**TEXTO**
Después me volví a encontrar esa dificultad en alguien como García Márquez, quien reconocía, con los años, que su visión del trópico venía de Graham Greene. Muy sagaz anotación, porque el trópico, como lo habíamos concebido, eran todas esas fantasías maravillosas de la ignorancia, que escribieron los cronistas de Indias. Sumadas al tema social, porque con la mejor intención del mundo nuestros escritores sociales querían denunciar, moralizar, incluso incrementar en sus ficciones el horror de la realidad. Y no por tremendistas, sino porque pensaban que así esos hechos anómalos no se iban a repetir.
Cuando se publicó ‘Lo amador’, ¿cómo lo trató la crítica?
La publicación de este libro fue un empecinamiento de la Universidad de Cartagena y del editor del Instituto Colombiano de Cultura en ese entonces, Santiago Mutis, el poeta, que iniciaba una colección mediante coediciones entre el centro y las regiones. Y empezaron con Lo amador. Siempre guardo gratitud a tres personas que escribieron sobre esos cuentos: Eduardo Pachón Padilla, Alonso Aristizábal y Roberto Montes Mathieu. Y Martín Galardú, un nombre que nunca descubrí quién era, en una revista sobre libros de esos años.
La crítica, ¿cómo lo afecta?
Soy de una generación que hacía reseñas, ensayos, como respondiendo a lo que denotaban como una ausencia de crítica. Con el paso de los años, uno encuentra sentidos a la crítica.
Y creo que alguien que lo vio muy claro fue Paul Valéry, a propósito de El cementerio marino. Valéry no creía en la crítica y un día el profesor Cohen lo invitó a que escuchara una conferencia sobre El cementerio marino y lo que pensaban en los cursos que él dictaba, en la universidad. Valéry reconoció, después de eso, que el escritor o el poeta terminan su tarea al publicar. Y que al hacerlo no saben si eso que publicaron es la ambición que tuvieron al empezar a escribir. Dijo algo interesante: “Esa crítica es la que me muestra lo que yo no veía. Lo que yo no veía es hasta dónde llegué”.
Entonces, cumple una cosa de función importante para la literatura, y lo que noto es que esa fortaleza, ese rigor crítico, ha empezado a ser retomado por la universidad. Si uno hace un rápido panorama en diversos lugares, en Pereira, en Ibagué, en Bogotá, en Cartagena, en Barranquilla, se da uno cuenta de que ahí hay unos focos de pensamiento que están intentando, a su manera, romper esos lenguajes crípticos en que se convierte la crítica académica, para hacer de eso no solo un texto inteligible al lector corriente, sino plantearle asuntos que le interesan sin dañarle la lectura. Eso es notable, y creo que estamos en mora de reconocerlo.

**LÍNEAS DE DATOS**

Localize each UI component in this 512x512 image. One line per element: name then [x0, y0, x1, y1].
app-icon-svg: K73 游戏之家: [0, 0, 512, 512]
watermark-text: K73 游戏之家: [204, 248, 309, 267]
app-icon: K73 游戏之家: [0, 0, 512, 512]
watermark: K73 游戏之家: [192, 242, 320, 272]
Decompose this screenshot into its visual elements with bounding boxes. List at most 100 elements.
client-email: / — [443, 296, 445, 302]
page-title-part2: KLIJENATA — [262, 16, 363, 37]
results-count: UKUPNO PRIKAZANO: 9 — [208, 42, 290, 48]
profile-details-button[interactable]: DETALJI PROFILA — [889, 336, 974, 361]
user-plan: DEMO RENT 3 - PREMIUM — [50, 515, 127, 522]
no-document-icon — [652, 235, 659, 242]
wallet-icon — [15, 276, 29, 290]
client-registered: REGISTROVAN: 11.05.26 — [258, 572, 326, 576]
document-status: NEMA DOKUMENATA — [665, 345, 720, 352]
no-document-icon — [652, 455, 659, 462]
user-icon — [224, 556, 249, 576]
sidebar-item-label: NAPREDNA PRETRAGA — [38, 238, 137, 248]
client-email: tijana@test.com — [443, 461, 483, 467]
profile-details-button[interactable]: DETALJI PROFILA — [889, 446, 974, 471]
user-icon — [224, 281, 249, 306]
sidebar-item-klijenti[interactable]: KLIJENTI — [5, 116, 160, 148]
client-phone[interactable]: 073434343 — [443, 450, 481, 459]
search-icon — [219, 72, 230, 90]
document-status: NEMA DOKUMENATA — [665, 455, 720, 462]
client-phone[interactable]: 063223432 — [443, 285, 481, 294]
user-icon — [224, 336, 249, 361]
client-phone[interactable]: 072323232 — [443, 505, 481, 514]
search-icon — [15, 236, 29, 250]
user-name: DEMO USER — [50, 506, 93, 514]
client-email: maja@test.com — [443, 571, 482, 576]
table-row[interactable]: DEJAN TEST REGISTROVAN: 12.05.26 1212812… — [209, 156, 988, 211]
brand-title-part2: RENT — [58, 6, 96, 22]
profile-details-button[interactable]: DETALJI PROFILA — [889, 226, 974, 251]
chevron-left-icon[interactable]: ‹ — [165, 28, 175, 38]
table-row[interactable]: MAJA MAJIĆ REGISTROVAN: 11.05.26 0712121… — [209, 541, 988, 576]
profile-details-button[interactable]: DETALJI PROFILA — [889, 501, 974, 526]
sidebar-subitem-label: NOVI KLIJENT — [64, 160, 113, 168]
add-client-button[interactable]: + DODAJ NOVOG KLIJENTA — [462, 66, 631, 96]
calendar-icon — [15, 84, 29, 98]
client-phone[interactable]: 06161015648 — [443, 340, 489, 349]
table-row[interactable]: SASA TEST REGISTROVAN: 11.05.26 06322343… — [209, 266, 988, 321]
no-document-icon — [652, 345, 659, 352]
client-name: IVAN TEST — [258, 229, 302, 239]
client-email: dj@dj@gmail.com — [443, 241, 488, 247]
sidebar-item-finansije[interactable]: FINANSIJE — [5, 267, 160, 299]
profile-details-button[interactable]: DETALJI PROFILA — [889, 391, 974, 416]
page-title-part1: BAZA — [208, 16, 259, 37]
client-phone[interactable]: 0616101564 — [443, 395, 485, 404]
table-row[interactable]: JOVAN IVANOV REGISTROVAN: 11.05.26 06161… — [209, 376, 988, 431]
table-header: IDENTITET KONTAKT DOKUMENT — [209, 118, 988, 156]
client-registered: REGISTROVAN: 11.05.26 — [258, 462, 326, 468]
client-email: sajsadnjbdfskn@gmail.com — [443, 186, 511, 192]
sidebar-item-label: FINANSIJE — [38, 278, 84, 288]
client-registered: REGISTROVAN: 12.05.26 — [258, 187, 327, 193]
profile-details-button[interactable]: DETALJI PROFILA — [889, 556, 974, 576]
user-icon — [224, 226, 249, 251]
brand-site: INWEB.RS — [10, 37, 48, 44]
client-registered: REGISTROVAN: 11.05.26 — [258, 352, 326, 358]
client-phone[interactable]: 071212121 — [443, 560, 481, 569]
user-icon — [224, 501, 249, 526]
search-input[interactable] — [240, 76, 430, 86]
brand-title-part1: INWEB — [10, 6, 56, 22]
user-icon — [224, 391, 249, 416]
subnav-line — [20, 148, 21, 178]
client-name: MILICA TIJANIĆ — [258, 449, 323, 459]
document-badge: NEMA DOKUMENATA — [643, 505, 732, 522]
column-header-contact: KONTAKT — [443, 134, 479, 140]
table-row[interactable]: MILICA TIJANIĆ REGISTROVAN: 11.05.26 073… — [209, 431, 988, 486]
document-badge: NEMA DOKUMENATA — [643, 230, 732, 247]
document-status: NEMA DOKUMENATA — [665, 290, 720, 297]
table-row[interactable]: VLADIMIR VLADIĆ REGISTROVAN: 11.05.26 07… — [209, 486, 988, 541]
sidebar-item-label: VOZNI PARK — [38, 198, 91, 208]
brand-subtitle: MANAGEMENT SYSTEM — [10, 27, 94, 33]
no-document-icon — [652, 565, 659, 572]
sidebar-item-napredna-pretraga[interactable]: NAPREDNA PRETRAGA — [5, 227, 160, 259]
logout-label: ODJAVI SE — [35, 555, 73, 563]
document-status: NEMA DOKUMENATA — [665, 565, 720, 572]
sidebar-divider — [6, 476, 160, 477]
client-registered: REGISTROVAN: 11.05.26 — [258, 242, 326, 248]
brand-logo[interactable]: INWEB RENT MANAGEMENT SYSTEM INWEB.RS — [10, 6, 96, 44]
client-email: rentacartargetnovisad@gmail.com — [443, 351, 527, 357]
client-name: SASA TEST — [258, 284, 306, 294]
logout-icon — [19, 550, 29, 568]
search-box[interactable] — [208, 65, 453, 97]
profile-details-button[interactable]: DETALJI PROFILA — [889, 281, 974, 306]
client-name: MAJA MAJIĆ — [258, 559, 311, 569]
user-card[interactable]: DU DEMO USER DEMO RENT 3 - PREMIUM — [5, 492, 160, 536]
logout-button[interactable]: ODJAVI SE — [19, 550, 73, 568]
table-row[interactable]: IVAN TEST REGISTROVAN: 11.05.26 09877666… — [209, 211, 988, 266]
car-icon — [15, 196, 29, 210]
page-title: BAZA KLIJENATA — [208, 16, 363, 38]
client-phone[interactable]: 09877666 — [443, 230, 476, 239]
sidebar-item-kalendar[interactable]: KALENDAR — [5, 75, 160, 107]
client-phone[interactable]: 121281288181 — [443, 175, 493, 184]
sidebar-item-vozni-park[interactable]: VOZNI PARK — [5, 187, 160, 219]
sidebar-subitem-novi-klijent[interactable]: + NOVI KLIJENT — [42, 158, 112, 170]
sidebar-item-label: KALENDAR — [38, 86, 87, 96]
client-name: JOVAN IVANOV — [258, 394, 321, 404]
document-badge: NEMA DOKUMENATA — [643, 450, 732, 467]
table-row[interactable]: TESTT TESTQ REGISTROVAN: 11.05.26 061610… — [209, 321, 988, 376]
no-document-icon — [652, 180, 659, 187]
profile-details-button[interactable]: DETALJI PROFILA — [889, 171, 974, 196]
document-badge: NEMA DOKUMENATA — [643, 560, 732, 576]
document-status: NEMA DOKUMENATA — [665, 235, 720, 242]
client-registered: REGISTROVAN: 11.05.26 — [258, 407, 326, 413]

**ENUNCIADO 1**
Reproduce el fragmento de la entrevista sobre la crítica literaria que comienza con "Cuando se publicó" y sigue hasta "a la crítica.".
**ENUNCIADO 2**
Prolonga la entrevista sobre la crítica literaria a partir del punto en que se detiene.

**RESULTADO FINAL 1**
Cuando se publicó ‘Lo amador’, ¿cómo lo trató la crítica?
La publicación de este libro fue un empecinamiento de la Universidad de Cartagena y del editor del Instituto Colombiano de Cultura en ese entonces, Santiago Mutis, el poeta, que iniciaba una colección mediante coediciones entre el centro y las regiones. Y empezaron con Lo amador. Siempre guardo gratitud a tres personas que escribieron sobre esos cuentos: Eduardo Pachón Padilla, Alonso Aristizábal y Roberto Montes Mathieu. Y Martín Galardú, un nombre que nunca descubrí quién era, en una revista sobre libros de esos años.
La crítica, ¿cómo lo afecta?
Soy de una generación que hacía reseñas, ensayos, como respondiendo a lo que denotaban como una ausencia de crítica. Con el paso de los años, uno encuentra sentidos a la crítica.

**RESULTADO FINAL 2**
En ese momento, ¿qué era lo que quería hacer cuando se sentaba a escribir?
Las preguntas que nunca resuelve el escritor de ficciones son de qué escribo y cómo escribo. Ese aparece como el reto, la aventura que se inicia y que nunca está respondida. Sentía que hay unos mundos que me atraen. Me atrae el mundo donde surgen valores humanos y es un mundo despreciado, excluido, el mundo de los sin oportunidades. Yo me imagino que alguien como Tom Wolfe diría de los que no salen en las páginas sociales de los periódicos.
Para un estudiante que quiere hacer literatura, ¿cómo resumiría esa experiencia que va de ‘Lo amador’ a, por ejemplo, ‘La ceiba de la memoria’?
Hay una parte que tiene que ver con la práctica de la vocación misma. Con una voluntad, una disciplina, un rechazo de lo fácil, una renovación de la ambición estética, que hacen al escritor. Esas virtudes o elementos a los cuales el escritor se entrega y terminan formándolo están presentes en esos libros.
Yo me debo a mí mismo una lectura, un repaso tranquilo de lo que he escrito, pero tengo la sospecha de que sin darme cuenta se fueron generando unas semillas de mundo, como si en Lo amador se anunciaran cosas que las voy viendo poco a poco en las diversas dimensiones que tiene lo que he escrito.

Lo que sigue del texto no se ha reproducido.